_TASK DIRECTIONS_
Leave out the pictures and return every entry exactly as it appears.

Records from a collection
>> START

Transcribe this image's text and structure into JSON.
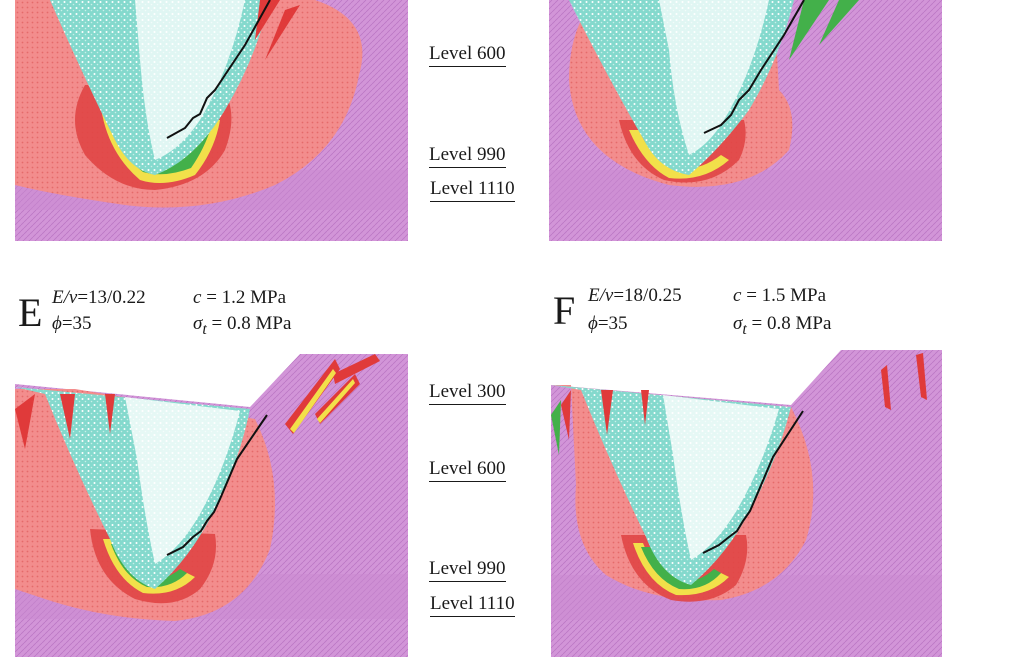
{
  "levels_top": [
    "Level 600",
    "Level 990",
    "Level 1110"
  ],
  "levels_bottom": [
    "Level 300",
    "Level 600",
    "Level 990",
    "Level 1110"
  ],
  "panels": {
    "E": {
      "letter": "E",
      "ev_prefix": "E/",
      "ev_greek": "ν",
      "ev_value": "=13/0.22",
      "c_symbol": "c",
      "c_value": " = 1.2 MPa",
      "phi_symbol": "ϕ",
      "phi_value": "=35",
      "sigma_symbol": "σ",
      "sigma_sub": "t",
      "sigma_value": " = 0.8 MPa"
    },
    "F": {
      "letter": "F",
      "ev_prefix": "E/",
      "ev_greek": "ν",
      "ev_value": "=18/0.25",
      "c_symbol": "c",
      "c_value": " = 1.5 MPa",
      "phi_symbol": "ϕ",
      "phi_value": "=35",
      "sigma_symbol": "σ",
      "sigma_sub": "t",
      "sigma_value": " = 0.8 MPa"
    }
  },
  "colors": {
    "rock": "#cf8fd6",
    "disturbed_zone": "#f08282",
    "intense_zone": "#e03a3a",
    "yield_yellow": "#f2e04a",
    "yield_green": "#43b04a",
    "caved_zone": "#7fd8cc",
    "void": "#ffffff",
    "trace_line": "#111111"
  }
}
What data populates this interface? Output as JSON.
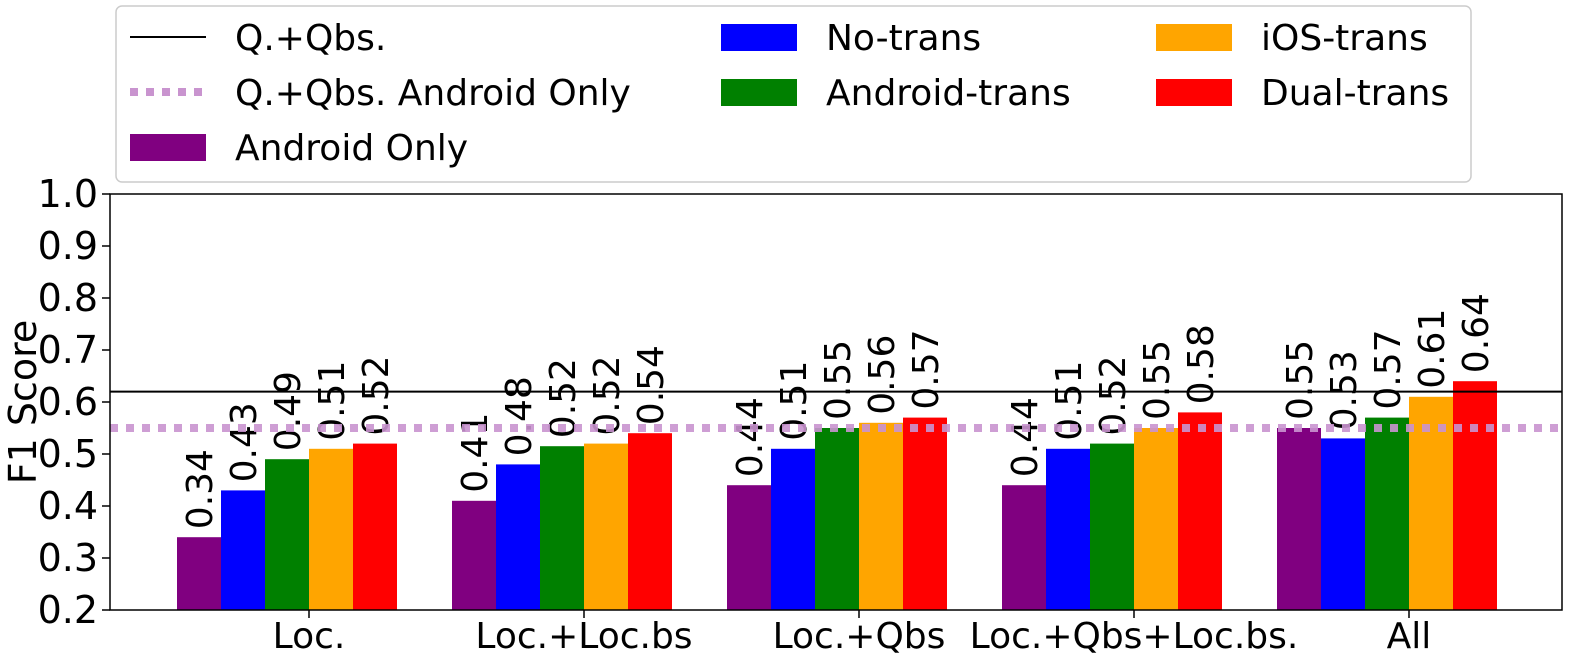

>> END

_OUTPUT BELOW_
Transcribe this image's text and structure into JSON.
{
  "levels_top": [
    "Level 600",
    "Level 990",
    "Level 1110"
  ],
  "levels_bottom": [
    "Level 300",
    "Level 600",
    "Level 990",
    "Level 1110"
  ],
  "panels": {
    "E": {
      "letter": "E",
      "ev_prefix": "E/",
      "ev_greek": "ν",
      "ev_value": "=13/0.22",
      "c_symbol": "c",
      "c_value": " = 1.2 MPa",
      "phi_symbol": "ϕ",
      "phi_value": "=35",
      "sigma_symbol": "σ",
      "sigma_sub": "t",
      "sigma_value": " = 0.8 MPa"
    },
    "F": {
      "letter": "F",
      "ev_prefix": "E/",
      "ev_greek": "ν",
      "ev_value": "=18/0.25",
      "c_symbol": "c",
      "c_value": " = 1.5 MPa",
      "phi_symbol": "ϕ",
      "phi_value": "=35",
      "sigma_symbol": "σ",
      "sigma_sub": "t",
      "sigma_value": " = 0.8 MPa"
    }
  },
  "colors": {
    "rock": "#cf8fd6",
    "disturbed_zone": "#f08282",
    "intense_zone": "#e03a3a",
    "yield_yellow": "#f2e04a",
    "yield_green": "#43b04a",
    "caved_zone": "#7fd8cc",
    "void": "#ffffff",
    "trace_line": "#111111"
  }
}
What data populates this interface? Output as JSON.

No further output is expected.